▶ _Exercise description_: Find and copy every line in the records that includes the string "amount".
━━ Records provided
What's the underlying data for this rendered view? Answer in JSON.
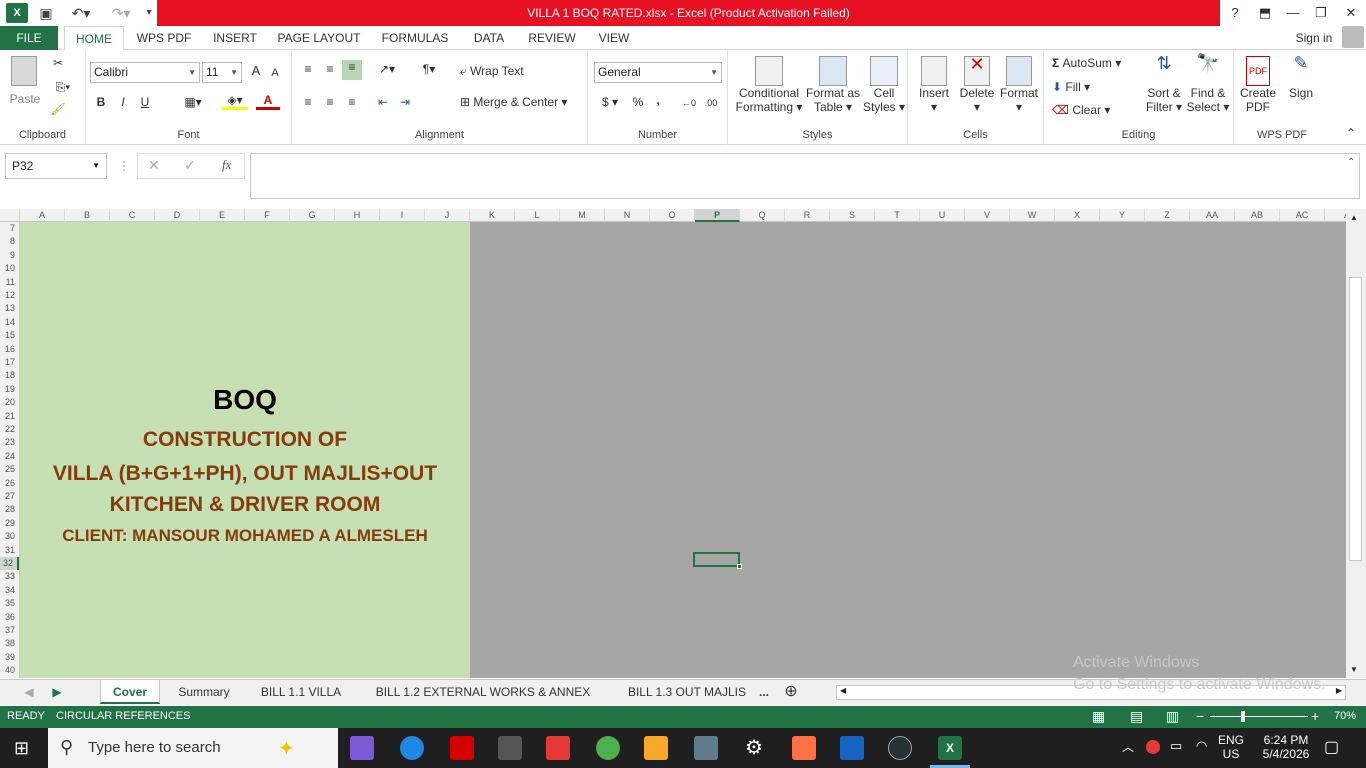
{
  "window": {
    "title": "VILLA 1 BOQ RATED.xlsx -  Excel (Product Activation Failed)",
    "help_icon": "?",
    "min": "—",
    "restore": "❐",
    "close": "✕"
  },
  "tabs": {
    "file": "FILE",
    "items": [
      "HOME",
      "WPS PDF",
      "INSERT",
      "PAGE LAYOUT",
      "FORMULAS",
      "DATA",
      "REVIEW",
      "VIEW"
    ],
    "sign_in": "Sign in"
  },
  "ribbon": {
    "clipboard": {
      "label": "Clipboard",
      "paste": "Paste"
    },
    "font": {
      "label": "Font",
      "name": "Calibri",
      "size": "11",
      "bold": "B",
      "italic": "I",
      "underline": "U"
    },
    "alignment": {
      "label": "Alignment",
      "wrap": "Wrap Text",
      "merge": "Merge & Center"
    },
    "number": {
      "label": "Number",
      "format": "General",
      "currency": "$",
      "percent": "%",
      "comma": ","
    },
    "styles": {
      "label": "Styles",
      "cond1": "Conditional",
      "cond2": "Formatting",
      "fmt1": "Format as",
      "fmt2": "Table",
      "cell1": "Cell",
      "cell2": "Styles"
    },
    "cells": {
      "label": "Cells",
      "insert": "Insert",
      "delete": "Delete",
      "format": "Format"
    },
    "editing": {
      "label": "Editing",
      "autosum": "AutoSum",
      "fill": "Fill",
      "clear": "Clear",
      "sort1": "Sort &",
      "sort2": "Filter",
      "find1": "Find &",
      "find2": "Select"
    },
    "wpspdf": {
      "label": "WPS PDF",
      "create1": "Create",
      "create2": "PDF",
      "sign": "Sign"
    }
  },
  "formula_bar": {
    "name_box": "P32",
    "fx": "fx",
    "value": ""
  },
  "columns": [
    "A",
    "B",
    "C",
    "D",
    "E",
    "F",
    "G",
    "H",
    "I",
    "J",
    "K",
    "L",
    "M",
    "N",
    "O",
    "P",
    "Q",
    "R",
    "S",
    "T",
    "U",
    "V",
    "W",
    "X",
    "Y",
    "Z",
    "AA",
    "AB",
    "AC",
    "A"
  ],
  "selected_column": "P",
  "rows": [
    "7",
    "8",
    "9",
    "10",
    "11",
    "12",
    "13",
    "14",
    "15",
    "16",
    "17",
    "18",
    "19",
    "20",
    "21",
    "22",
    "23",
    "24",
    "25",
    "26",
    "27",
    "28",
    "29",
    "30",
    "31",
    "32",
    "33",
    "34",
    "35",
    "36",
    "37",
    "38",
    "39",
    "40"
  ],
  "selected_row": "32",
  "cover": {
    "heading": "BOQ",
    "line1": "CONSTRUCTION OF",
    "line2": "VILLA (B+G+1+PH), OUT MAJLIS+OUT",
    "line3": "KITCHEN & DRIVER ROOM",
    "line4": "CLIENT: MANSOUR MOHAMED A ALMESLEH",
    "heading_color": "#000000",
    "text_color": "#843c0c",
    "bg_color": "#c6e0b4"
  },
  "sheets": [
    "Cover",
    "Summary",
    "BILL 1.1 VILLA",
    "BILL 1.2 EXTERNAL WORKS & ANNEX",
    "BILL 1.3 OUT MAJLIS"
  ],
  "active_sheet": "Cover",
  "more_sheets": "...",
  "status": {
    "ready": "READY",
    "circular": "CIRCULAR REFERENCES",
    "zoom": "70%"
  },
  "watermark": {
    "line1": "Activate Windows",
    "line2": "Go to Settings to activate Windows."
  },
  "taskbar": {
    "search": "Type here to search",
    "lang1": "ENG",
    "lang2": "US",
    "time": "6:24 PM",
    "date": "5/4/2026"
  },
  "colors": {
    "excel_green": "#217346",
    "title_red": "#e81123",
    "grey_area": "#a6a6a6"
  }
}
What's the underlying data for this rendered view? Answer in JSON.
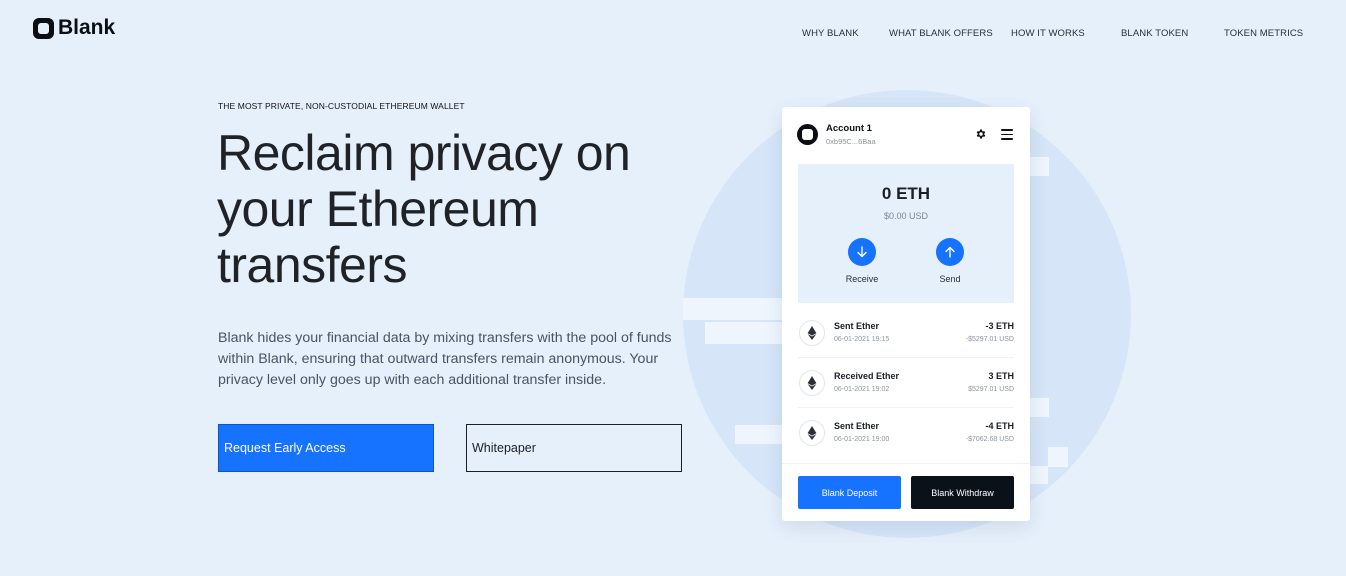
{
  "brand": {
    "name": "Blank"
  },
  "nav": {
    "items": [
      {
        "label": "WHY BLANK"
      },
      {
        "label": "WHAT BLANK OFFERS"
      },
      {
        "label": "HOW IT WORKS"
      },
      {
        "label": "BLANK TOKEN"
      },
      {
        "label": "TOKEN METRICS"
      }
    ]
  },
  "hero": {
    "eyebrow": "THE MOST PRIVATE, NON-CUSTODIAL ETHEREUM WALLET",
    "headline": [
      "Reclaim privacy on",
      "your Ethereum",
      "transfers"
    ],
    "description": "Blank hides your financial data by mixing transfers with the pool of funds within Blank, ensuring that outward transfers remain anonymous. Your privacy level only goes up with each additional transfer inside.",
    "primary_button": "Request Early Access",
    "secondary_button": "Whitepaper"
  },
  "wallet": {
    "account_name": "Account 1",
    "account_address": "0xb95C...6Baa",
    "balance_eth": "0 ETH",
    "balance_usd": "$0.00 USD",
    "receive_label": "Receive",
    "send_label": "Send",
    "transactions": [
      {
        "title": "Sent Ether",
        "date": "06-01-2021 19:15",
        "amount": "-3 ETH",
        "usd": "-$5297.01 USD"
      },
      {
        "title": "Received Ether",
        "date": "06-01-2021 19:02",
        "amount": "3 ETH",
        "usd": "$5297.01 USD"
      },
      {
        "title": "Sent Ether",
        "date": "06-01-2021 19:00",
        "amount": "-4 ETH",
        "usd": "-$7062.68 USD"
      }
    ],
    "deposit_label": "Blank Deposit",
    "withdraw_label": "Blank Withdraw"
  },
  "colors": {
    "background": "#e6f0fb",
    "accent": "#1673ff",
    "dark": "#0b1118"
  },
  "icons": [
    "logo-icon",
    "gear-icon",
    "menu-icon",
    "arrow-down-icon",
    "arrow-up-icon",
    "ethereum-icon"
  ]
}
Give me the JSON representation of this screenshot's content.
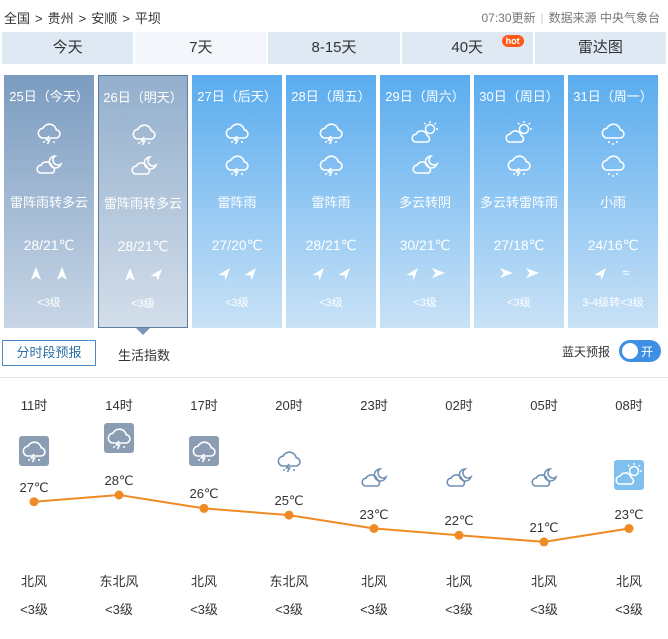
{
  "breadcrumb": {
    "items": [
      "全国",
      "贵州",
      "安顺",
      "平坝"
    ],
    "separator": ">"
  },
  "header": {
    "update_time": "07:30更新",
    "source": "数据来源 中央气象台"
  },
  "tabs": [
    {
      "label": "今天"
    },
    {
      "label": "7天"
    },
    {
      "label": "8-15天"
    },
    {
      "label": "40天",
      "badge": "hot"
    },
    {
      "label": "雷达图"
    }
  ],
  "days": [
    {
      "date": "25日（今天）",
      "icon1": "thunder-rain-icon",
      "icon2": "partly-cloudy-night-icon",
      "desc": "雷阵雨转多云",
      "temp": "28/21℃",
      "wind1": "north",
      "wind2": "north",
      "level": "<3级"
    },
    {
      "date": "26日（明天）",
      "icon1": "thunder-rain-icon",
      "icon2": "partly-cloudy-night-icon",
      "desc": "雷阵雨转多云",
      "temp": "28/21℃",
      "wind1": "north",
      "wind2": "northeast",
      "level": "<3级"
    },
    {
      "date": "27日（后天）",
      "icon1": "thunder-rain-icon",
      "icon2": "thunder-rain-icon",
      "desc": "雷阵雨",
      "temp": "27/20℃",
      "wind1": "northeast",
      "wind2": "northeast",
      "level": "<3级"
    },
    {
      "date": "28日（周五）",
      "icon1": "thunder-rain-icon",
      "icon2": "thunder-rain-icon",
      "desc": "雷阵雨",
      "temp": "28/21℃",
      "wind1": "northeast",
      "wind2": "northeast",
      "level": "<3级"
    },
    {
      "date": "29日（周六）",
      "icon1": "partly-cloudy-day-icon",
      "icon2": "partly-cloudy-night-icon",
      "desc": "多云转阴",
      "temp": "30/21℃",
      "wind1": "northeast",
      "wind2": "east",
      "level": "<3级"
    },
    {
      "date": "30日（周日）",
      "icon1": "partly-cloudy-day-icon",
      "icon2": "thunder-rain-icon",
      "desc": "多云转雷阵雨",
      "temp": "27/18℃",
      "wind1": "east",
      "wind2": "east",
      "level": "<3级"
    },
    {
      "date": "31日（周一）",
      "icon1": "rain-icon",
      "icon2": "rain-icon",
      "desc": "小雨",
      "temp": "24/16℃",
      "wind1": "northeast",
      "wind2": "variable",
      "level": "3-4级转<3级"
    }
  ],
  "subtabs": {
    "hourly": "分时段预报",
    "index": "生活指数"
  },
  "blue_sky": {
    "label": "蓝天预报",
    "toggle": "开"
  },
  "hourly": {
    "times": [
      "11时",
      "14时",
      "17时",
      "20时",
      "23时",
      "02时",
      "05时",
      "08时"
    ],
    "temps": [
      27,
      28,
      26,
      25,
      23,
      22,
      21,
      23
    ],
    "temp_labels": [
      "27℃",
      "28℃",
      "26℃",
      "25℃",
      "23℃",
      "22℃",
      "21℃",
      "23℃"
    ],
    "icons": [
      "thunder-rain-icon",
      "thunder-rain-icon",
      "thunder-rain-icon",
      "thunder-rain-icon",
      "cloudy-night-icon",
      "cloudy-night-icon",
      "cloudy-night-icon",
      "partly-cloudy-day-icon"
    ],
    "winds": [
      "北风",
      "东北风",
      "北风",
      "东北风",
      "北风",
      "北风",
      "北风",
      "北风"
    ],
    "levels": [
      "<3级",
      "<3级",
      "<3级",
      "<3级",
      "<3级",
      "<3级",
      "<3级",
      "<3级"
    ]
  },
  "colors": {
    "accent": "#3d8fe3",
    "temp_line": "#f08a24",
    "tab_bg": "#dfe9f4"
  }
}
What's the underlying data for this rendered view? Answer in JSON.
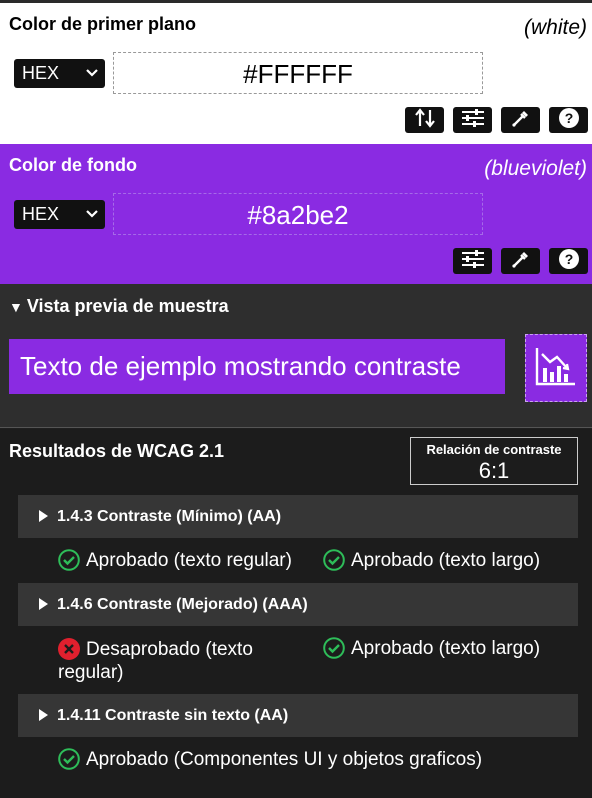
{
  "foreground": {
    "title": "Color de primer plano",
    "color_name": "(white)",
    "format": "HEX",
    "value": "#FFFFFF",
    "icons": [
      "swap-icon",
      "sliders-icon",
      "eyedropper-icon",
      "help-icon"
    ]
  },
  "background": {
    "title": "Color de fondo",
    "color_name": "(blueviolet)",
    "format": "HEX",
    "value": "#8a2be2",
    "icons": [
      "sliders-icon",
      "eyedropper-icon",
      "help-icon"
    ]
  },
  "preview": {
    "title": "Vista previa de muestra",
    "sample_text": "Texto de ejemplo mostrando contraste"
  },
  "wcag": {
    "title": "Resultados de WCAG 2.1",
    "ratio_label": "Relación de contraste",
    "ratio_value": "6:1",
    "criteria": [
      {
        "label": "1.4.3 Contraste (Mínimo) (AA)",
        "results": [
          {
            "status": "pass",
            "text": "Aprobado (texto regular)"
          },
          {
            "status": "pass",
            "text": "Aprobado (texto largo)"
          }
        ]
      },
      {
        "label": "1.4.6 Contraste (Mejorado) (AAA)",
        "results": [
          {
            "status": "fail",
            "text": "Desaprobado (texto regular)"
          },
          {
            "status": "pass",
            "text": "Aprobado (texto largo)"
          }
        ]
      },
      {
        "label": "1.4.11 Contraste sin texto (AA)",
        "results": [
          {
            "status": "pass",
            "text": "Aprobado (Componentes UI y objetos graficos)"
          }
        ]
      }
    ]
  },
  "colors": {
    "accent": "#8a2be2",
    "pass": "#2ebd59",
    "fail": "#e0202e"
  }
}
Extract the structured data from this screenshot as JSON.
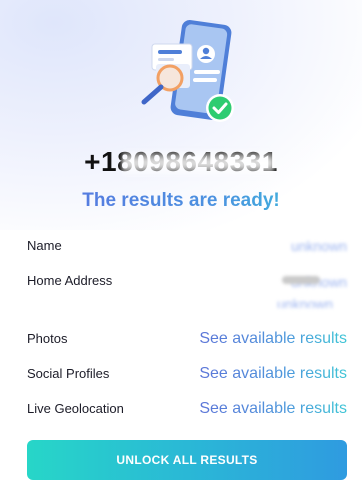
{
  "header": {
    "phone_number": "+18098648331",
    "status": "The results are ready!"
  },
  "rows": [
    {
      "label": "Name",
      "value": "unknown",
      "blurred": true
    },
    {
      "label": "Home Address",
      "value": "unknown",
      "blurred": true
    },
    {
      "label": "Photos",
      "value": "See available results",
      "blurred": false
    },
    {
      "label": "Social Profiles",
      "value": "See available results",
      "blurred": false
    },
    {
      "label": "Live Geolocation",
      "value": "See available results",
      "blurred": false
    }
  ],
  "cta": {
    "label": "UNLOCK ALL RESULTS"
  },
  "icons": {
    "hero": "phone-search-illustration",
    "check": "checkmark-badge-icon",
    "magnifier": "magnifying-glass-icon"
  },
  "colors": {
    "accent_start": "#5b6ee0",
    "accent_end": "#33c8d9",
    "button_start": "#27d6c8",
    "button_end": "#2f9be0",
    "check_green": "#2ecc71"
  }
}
━━━━
▶ _Complete output_:
        "amount": "-3 ETH",
        "amount": "3 ETH",
        "amount": "-4 ETH",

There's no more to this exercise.